What you need to do: Rewrite the stretch of the Baker commentary from "The big drama" through "such committed opposition.", with "protest rallies" changed to "demonstrations".

Study text:
######
MOVES MORE BOLD THAN EVER

baker_nierman

During the past month, Governor Baker has moved more boldly than ever to implement his vision of state reform. Not everybody approves. I’m not sure that I approve, either, of all his current decisions: but no one can now doubt that he means to alter significantly the principles steering state administration. So far, his boldness has not cost him any popularity at all ; in a recent Western Massachusetts University poll, his favorable-unfavorable numbers stand at 68/14 — by far the highest of any Massachusetts elected official.

The big drama arises from Baker’s decision to have the MBTA hire private contractors to operate its money counting room and some of its vehicle maintenance. As these shifts put many Carmen’s Union jobs at risk, it’s no surprise that the union and its supporters in the legislature have mounted large protest rallies outside the State House. This week, Boston Mayor Walsh joined one such. Posted in social media, and broadcast on television, the rallies look big and loud; and doubtless many people watching at home wonder why has Baker taken on such committed opposition.

My own view of the decision — justified by the MBTA Board of Directors as a money-saving measure — is that basic operations should not be outsourced. I doubt that contractors’ employees will be any more honest at the money counting than the Carmen; nor do I find it wise to ship maintenance work to outside firms rather than modernize the T’s own repair shops and warehouses. I don’t like the idea of well-paid local workers losing their jobs. The T has many other places it can look to save money : selling off or leasing T-owned land; leasing advertising space on T billboards and the sides of buses; raising fares (which it did do this year). Firing well-paid workers should not be among them. Well-paid workers spend generously into the local economy. Why hurt them ?

Baker’s moves, and Walsh’s opposition to them, smell to me like re-election campaigning. Walsh wants full Labor support as he seeks a second term as Mayor this coming year. Baker wants the full support of voters who dislike the high pay and benefits accorded to unions via taxpayer dollars. It is certainly hard that re-election priorities imperil the prospects of workers, but that’s how campaigns take shape. I get that. I also get that Baker has angered the irreconcileables in his party by rejecting Trump, early and all the way. Curbing the Carmen’s dominance of MBTA operations is a red-meat way  for him to stroke these voters and to prevent their leaders from supporting a primary opponent : because if there’s one issue that binds almost all Republicans together, it’s tax dollar rigor.
######
Raw data:
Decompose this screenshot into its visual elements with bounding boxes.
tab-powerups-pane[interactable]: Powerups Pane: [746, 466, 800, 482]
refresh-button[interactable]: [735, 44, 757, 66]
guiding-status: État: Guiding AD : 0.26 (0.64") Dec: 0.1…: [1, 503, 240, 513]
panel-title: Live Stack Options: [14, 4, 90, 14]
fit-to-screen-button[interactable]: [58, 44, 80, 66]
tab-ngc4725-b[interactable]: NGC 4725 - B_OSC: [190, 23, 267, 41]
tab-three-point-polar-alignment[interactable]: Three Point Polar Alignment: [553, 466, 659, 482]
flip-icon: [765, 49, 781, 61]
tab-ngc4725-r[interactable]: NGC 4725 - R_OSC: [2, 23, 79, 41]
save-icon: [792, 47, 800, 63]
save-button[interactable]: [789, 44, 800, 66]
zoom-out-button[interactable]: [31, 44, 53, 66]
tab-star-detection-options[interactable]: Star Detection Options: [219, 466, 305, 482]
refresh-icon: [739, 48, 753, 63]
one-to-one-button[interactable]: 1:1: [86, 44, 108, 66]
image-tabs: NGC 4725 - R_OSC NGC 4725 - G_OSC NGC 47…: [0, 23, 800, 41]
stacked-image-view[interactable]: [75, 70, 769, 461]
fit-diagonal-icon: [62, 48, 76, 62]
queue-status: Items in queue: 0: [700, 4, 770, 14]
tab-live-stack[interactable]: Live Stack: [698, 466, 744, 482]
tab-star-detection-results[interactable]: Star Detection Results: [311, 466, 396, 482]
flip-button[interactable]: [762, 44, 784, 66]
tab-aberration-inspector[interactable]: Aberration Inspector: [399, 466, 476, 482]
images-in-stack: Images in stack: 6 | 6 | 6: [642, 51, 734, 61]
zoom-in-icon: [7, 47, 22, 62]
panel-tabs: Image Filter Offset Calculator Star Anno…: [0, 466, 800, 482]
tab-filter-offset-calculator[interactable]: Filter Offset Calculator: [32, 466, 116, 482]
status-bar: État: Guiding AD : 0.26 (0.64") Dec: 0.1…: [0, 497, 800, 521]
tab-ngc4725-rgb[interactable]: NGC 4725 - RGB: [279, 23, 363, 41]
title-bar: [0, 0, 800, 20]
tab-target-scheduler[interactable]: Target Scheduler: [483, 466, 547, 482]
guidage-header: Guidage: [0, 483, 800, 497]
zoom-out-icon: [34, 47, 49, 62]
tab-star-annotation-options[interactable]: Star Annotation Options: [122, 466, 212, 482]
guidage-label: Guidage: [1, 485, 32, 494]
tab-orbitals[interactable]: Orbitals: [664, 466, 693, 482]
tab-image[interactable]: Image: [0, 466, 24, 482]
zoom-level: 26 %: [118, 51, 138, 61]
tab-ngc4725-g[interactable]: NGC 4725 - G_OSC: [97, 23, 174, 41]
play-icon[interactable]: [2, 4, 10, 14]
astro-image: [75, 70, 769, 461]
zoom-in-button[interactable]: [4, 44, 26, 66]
######
Answer for this exercise:
The big drama arises from Baker’s decision to have the MBTA hire private contractors to operate its money counting room and some of its vehicle maintenance. As these shifts put many Carmen’s Union jobs at risk, it’s no surprise that the union and its supporters in the legislature have mounted large demonstrations outside the State House. This week, Boston Mayor Walsh joined one such. Posted in social media, and broadcast on television, the rallies look big and loud; and doubtless many people watching at home wonder why has Baker taken on such committed opposition.